(Task instructions) Quote the records in full and leave their pictures out.

(Dataset records)

------

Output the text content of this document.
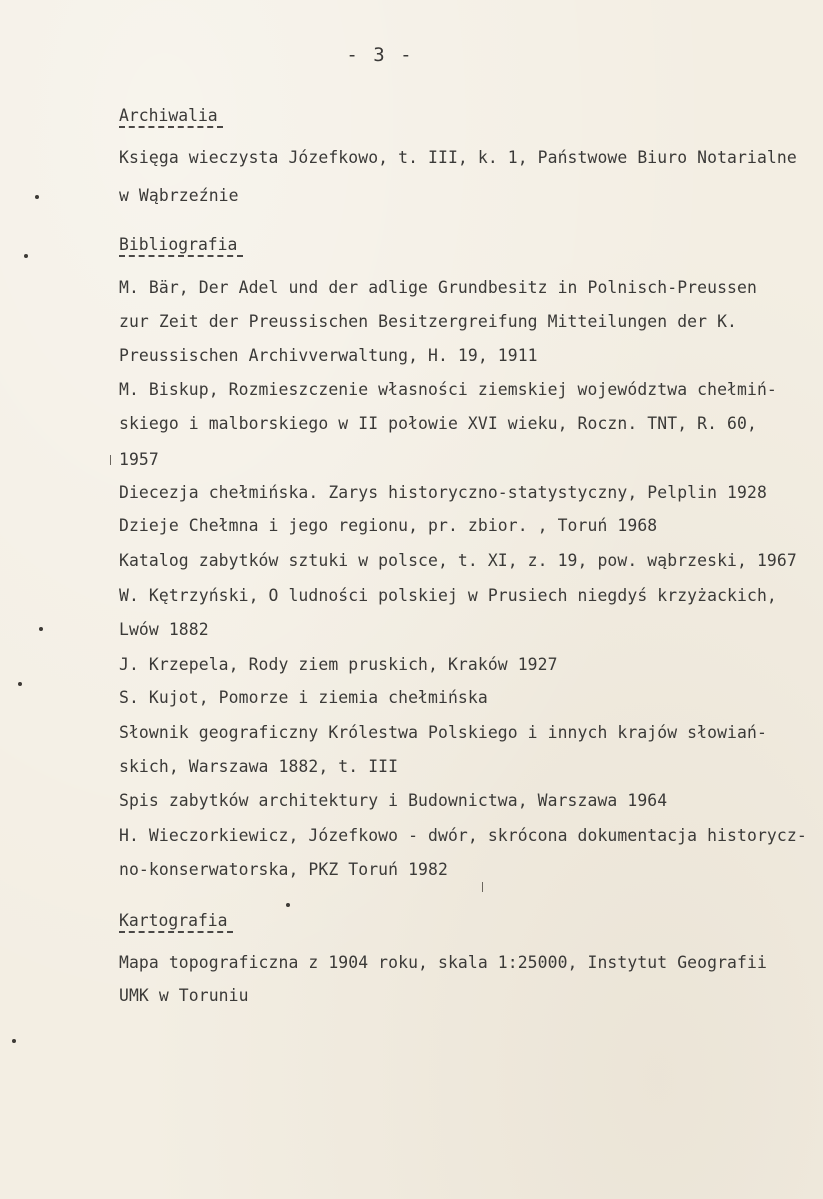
- 3 -
Archiwalia
Księga wieczysta Józefkowo, t. III, k. 1, Państwowe Biuro Notarialne
w Wąbrzeźnie
Bibliografia
M. Bär, Der Adel und der adlige Grundbesitz in Polnisch-Preussen
zur Zeit der Preussischen Besitzergreifung Mitteilungen der K.
Preussischen Archivverwaltung, H. 19, 1911
M. Biskup, Rozmieszczenie własności ziemskiej województwa chełmiń-
skiego i malborskiego w II połowie XVI wieku, Roczn. TNT, R. 60,
1957
Diecezja chełmińska. Zarys historyczno-statystyczny, Pelplin 1928
Dzieje Chełmna i jego regionu, pr. zbior. , Toruń 1968
Katalog zabytków sztuki w polsce, t. XI, z. 19, pow. wąbrzeski, 1967
W. Kętrzyński, O ludności polskiej w Prusiech niegdyś krzyżackich,
Lwów 1882
J. Krzepela, Rody ziem pruskich, Kraków 1927
S. Kujot, Pomorze i ziemia chełmińska
Słownik geograficzny Królestwa Polskiego i innych krajów słowiań-
skich, Warszawa 1882, t. III
Spis zabytków architektury i Budownictwa, Warszawa 1964
H. Wieczorkiewicz, Józefkowo - dwór, skrócona dokumentacja historycz-
no-konserwatorska, PKZ Toruń 1982
Kartografia
Mapa topograficzna z 1904 roku, skala 1:25000, Instytut Geografii
UMK w Toruniu
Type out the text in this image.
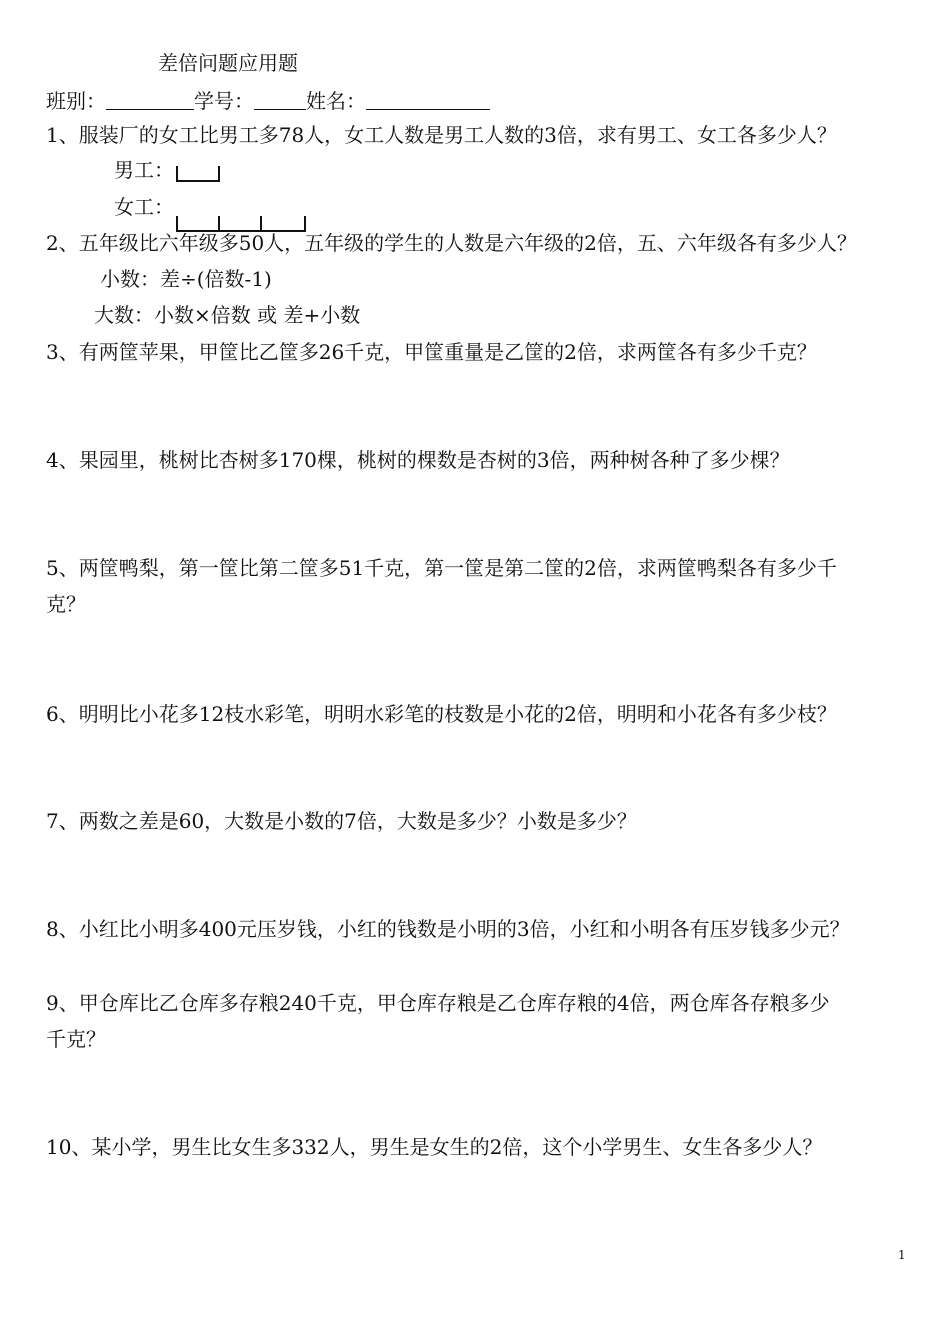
差倍问题应用题
班别：	学号：	姓名：
1、服装厂的女工比男工多78人，女工人数是男工人数的3倍，求有男工、女工各多少人？
男工：
女工：
2、五年级比六年级多50人，五年级的学生的人数是六年级的2倍，五、六年级各有多少人？
小数：差÷(倍数-1)
大数：小数×倍数 或 差+小数
3、有两筐苹果，甲筐比乙筐多26千克，甲筐重量是乙筐的2倍，求两筐各有多少千克？
4、果园里，桃树比杏树多170棵，桃树的棵数是杏树的3倍，两种树各种了多少棵？
5、两筐鸭梨，第一筐比第二筐多51千克，第一筐是第二筐的2倍，求两筐鸭梨各有多少千
克？
6、明明比小花多12枝水彩笔，明明水彩笔的枝数是小花的2倍，明明和小花各有多少枝？
7、两数之差是60，大数是小数的7倍，大数是多少？小数是多少？
8、小红比小明多400元压岁钱，小红的钱数是小明的3倍，小红和小明各有压岁钱多少元？
9、甲仓库比乙仓库多存粮240千克，甲仓库存粮是乙仓库存粮的4倍，两仓库各存粮多少
千克？
10、某小学，男生比女生多332人，男生是女生的2倍，这个小学男生、女生各多少人？
1
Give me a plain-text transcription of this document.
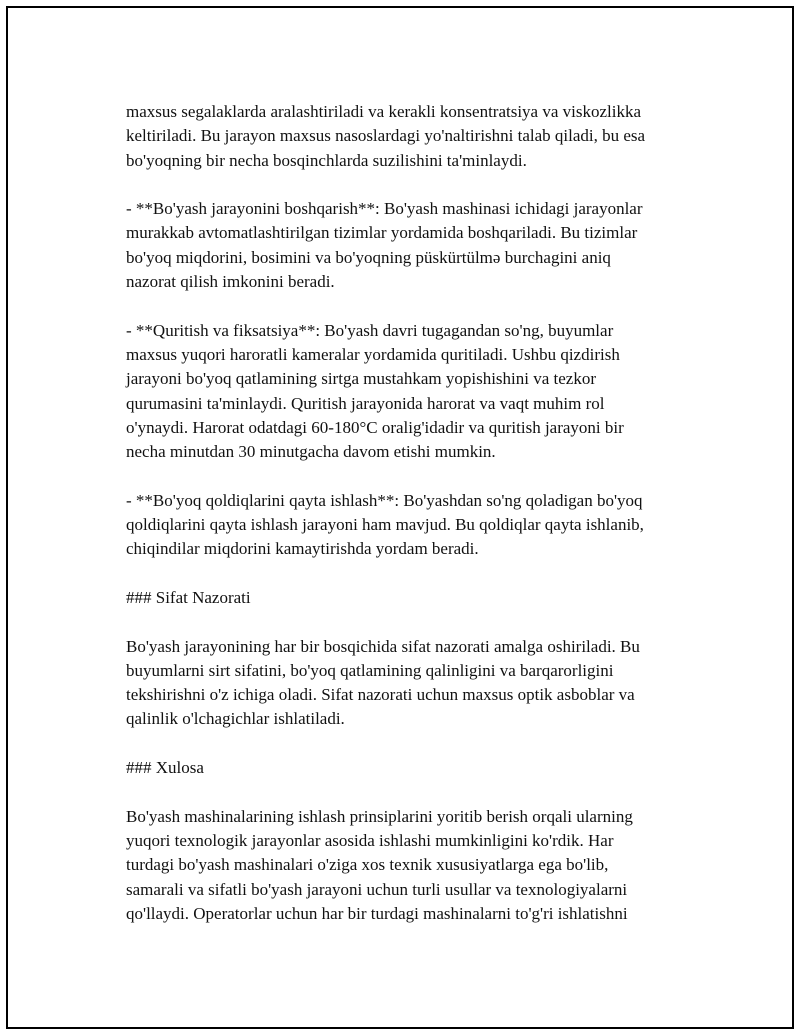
maxsus segalaklarda aralashtiriladi va kerakli konsentratsiya va viskozlikka
keltiriladi. Bu jarayon maxsus nasoslardagi yo'naltirishni talab qiladi, bu esa
bo'yoqning bir necha bosqinchlarda suzilishini ta'minlaydi.

- **Bo'yash jarayonini boshqarish**: Bo'yash mashinasi ichidagi jarayonlar
murakkab avtomatlashtirilgan tizimlar yordamida boshqariladi. Bu tizimlar
bo'yoq miqdorini, bosimini va bo'yoqning püskürtülmə burchagini aniq
nazorat qilish imkonini beradi.

- **Quritish va fiksatsiya**: Bo'yash davri tugagandan so'ng, buyumlar
maxsus yuqori haroratli kameralar yordamida quritiladi. Ushbu qizdirish
jarayoni bo'yoq qatlamining sirtga mustahkam yopishishini va tezkor
qurumasini ta'minlaydi. Quritish jarayonida harorat va vaqt muhim rol
o'ynaydi. Harorat odatdagi 60-180°C oralig'idadir va quritish jarayoni bir
necha minutdan 30 minutgacha davom etishi mumkin.

- **Bo'yoq qoldiqlarini qayta ishlash**: Bo'yashdan so'ng qoladigan bo'yoq
qoldiqlarini qayta ishlash jarayoni ham mavjud. Bu qoldiqlar qayta ishlanib,
chiqindilar miqdorini kamaytirishda yordam beradi.

### Sifat Nazorati

Bo'yash jarayonining har bir bosqichida sifat nazorati amalga oshiriladi. Bu
buyumlarni sirt sifatini, bo'yoq qatlamining qalinligini va barqarorligini
tekshirishni o'z ichiga oladi. Sifat nazorati uchun maxsus optik asboblar va
qalinlik o'lchagichlar ishlatiladi.

### Xulosa

Bo'yash mashinalarining ishlash prinsiplarini yoritib berish orqali ularning
yuqori texnologik jarayonlar asosida ishlashi mumkinligini ko'rdik. Har
turdagi bo'yash mashinalari o'ziga xos texnik xususiyatlarga ega bo'lib,
samarali va sifatli bo'yash jarayoni uchun turli usullar va texnologiyalarni
qo'llaydi. Operatorlar uchun har bir turdagi mashinalarni to'g'ri ishlatishni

------

(Answer to this problem)
Output the text content of this document.
- 3 -
Archiwalia
Księga wieczysta Józefkowo, t. III, k. 1, Państwowe Biuro Notarialne
w Wąbrzeźnie
Bibliografia
M. Bär, Der Adel und der adlige Grundbesitz in Polnisch-Preussen
zur Zeit der Preussischen Besitzergreifung Mitteilungen der K.
Preussischen Archivverwaltung, H. 19, 1911
M. Biskup, Rozmieszczenie własności ziemskiej województwa chełmiń-
skiego i malborskiego w II połowie XVI wieku, Roczn. TNT, R. 60,
1957
Diecezja chełmińska. Zarys historyczno-statystyczny, Pelplin 1928
Dzieje Chełmna i jego regionu, pr. zbior. , Toruń 1968
Katalog zabytków sztuki w polsce, t. XI, z. 19, pow. wąbrzeski, 1967
W. Kętrzyński, O ludności polskiej w Prusiech niegdyś krzyżackich,
Lwów 1882
J. Krzepela, Rody ziem pruskich, Kraków 1927
S. Kujot, Pomorze i ziemia chełmińska
Słownik geograficzny Królestwa Polskiego i innych krajów słowiań-
skich, Warszawa 1882, t. III
Spis zabytków architektury i Budownictwa, Warszawa 1964
H. Wieczorkiewicz, Józefkowo - dwór, skrócona dokumentacja historycz-
no-konserwatorska, PKZ Toruń 1982
Kartografia
Mapa topograficzna z 1904 roku, skala 1:25000, Instytut Geografii
UMK w Toruniu
Type out the text in this image.
差倍问题应用题
班别：	学号：	姓名：
1、服装厂的女工比男工多78人，女工人数是男工人数的3倍，求有男工、女工各多少人？
男工：
女工：
2、五年级比六年级多50人，五年级的学生的人数是六年级的2倍，五、六年级各有多少人？
小数：差÷(倍数-1)
大数：小数×倍数 或 差+小数
3、有两筐苹果，甲筐比乙筐多26千克，甲筐重量是乙筐的2倍，求两筐各有多少千克？
4、果园里，桃树比杏树多170棵，桃树的棵数是杏树的3倍，两种树各种了多少棵？
5、两筐鸭梨，第一筐比第二筐多51千克，第一筐是第二筐的2倍，求两筐鸭梨各有多少千
克？
6、明明比小花多12枝水彩笔，明明水彩笔的枝数是小花的2倍，明明和小花各有多少枝？
7、两数之差是60，大数是小数的7倍，大数是多少？小数是多少？
8、小红比小明多400元压岁钱，小红的钱数是小明的3倍，小红和小明各有压岁钱多少元？
9、甲仓库比乙仓库多存粮240千克，甲仓库存粮是乙仓库存粮的4倍，两仓库各存粮多少
千克？
10、某小学，男生比女生多332人，男生是女生的2倍，这个小学男生、女生各多少人？
1
Give me a plain-text transcription of this document.
maxsus segalaklarda aralashtiriladi va kerakli konsentratsiya va viskozlikka
keltiriladi. Bu jarayon maxsus nasoslardagi yo'naltirishni talab qiladi, bu esa
bo'yoqning bir necha bosqinchlarda suzilishini ta'minlaydi.

- **Bo'yash jarayonini boshqarish**: Bo'yash mashinasi ichidagi jarayonlar
murakkab avtomatlashtirilgan tizimlar yordamida boshqariladi. Bu tizimlar
bo'yoq miqdorini, bosimini va bo'yoqning püskürtülmə burchagini aniq
nazorat qilish imkonini beradi.

- **Quritish va fiksatsiya**: Bo'yash davri tugagandan so'ng, buyumlar
maxsus yuqori haroratli kameralar yordamida quritiladi. Ushbu qizdirish
jarayoni bo'yoq qatlamining sirtga mustahkam yopishishini va tezkor
qurumasini ta'minlaydi. Quritish jarayonida harorat va vaqt muhim rol
o'ynaydi. Harorat odatdagi 60-180°C oralig'idadir va quritish jarayoni bir
necha minutdan 30 minutgacha davom etishi mumkin.

- **Bo'yoq qoldiqlarini qayta ishlash**: Bo'yashdan so'ng qoladigan bo'yoq
qoldiqlarini qayta ishlash jarayoni ham mavjud. Bu qoldiqlar qayta ishlanib,
chiqindilar miqdorini kamaytirishda yordam beradi.

### Sifat Nazorati

Bo'yash jarayonining har bir bosqichida sifat nazorati amalga oshiriladi. Bu
buyumlarni sirt sifatini, bo'yoq qatlamining qalinligini va barqarorligini
tekshirishni o'z ichiga oladi. Sifat nazorati uchun maxsus optik asboblar va
qalinlik o'lchagichlar ishlatiladi.

### Xulosa

Bo'yash mashinalarining ishlash prinsiplarini yoritib berish orqali ularning
yuqori texnologik jarayonlar asosida ishlashi mumkinligini ko'rdik. Har
turdagi bo'yash mashinalari o'ziga xos texnik xususiyatlarga ega bo'lib,
samarali va sifatli bo'yash jarayoni uchun turli usullar va texnologiyalarni
qo'llaydi. Operatorlar uchun har bir turdagi mashinalarni to'g'ri ishlatishni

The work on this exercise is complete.